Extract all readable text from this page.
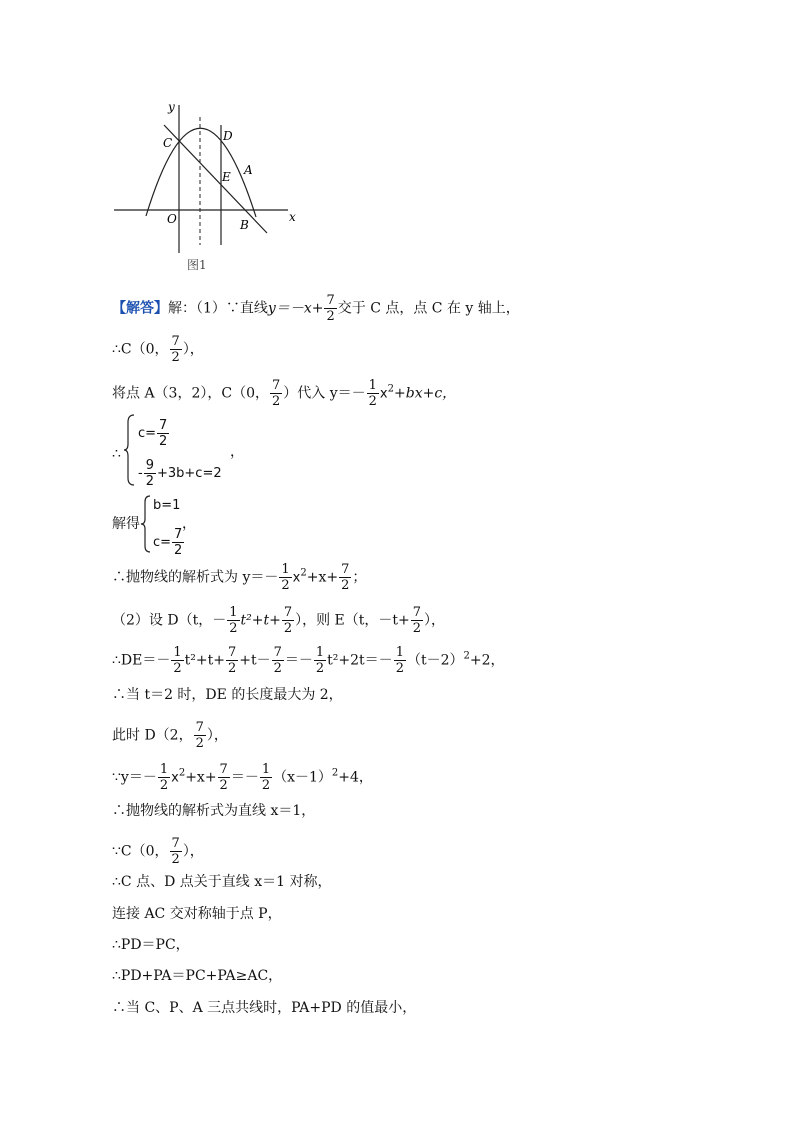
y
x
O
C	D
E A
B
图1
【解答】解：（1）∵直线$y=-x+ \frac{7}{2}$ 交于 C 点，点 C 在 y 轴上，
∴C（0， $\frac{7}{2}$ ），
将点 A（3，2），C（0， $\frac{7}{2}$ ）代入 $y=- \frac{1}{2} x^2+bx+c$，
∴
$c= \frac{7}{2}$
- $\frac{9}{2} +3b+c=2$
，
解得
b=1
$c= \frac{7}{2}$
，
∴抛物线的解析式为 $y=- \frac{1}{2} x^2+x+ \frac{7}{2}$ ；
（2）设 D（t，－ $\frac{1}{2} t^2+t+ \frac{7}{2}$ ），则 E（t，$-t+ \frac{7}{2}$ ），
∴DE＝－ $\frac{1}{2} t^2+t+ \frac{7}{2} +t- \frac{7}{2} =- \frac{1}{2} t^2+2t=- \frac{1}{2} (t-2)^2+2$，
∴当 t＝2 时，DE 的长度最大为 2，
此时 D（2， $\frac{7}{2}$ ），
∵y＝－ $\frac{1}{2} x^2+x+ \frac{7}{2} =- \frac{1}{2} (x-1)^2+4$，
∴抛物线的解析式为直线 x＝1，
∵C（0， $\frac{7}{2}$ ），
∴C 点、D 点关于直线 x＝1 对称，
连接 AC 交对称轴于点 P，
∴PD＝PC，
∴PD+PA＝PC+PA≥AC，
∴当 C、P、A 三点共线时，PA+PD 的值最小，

__PROBLEM TO WORK ON__:
Without including any pictures, reproduce the listing exactly.

__ANSWER TO THIS EXERCISE__:
Extract all readable text from this page.
y
x
O
C	D
E A
B
图1
【解答】解：（1）∵直线$y=-x+ \frac{7}{2}$ 交于 C 点，点 C 在 y 轴上，
∴C（0， $\frac{7}{2}$ ），
将点 A（3，2），C（0， $\frac{7}{2}$ ）代入 $y=- \frac{1}{2} x^2+bx+c$，
∴
$c= \frac{7}{2}$
- $\frac{9}{2} +3b+c=2$
，
解得
b=1
$c= \frac{7}{2}$
，
∴抛物线的解析式为 $y=- \frac{1}{2} x^2+x+ \frac{7}{2}$ ；
（2）设 D（t，－ $\frac{1}{2} t^2+t+ \frac{7}{2}$ ），则 E（t，$-t+ \frac{7}{2}$ ），
∴DE＝－ $\frac{1}{2} t^2+t+ \frac{7}{2} +t- \frac{7}{2} =- \frac{1}{2} t^2+2t=- \frac{1}{2} (t-2)^2+2$，
∴当 t＝2 时，DE 的长度最大为 2，
此时 D（2， $\frac{7}{2}$ ），
∵y＝－ $\frac{1}{2} x^2+x+ \frac{7}{2} =- \frac{1}{2} (x-1)^2+4$，
∴抛物线的解析式为直线 x＝1，
∵C（0， $\frac{7}{2}$ ），
∴C 点、D 点关于直线 x＝1 对称，
连接 AC 交对称轴于点 P，
∴PD＝PC，
∴PD+PA＝PC+PA≥AC，
∴当 C、P、A 三点共线时，PA+PD 的值最小，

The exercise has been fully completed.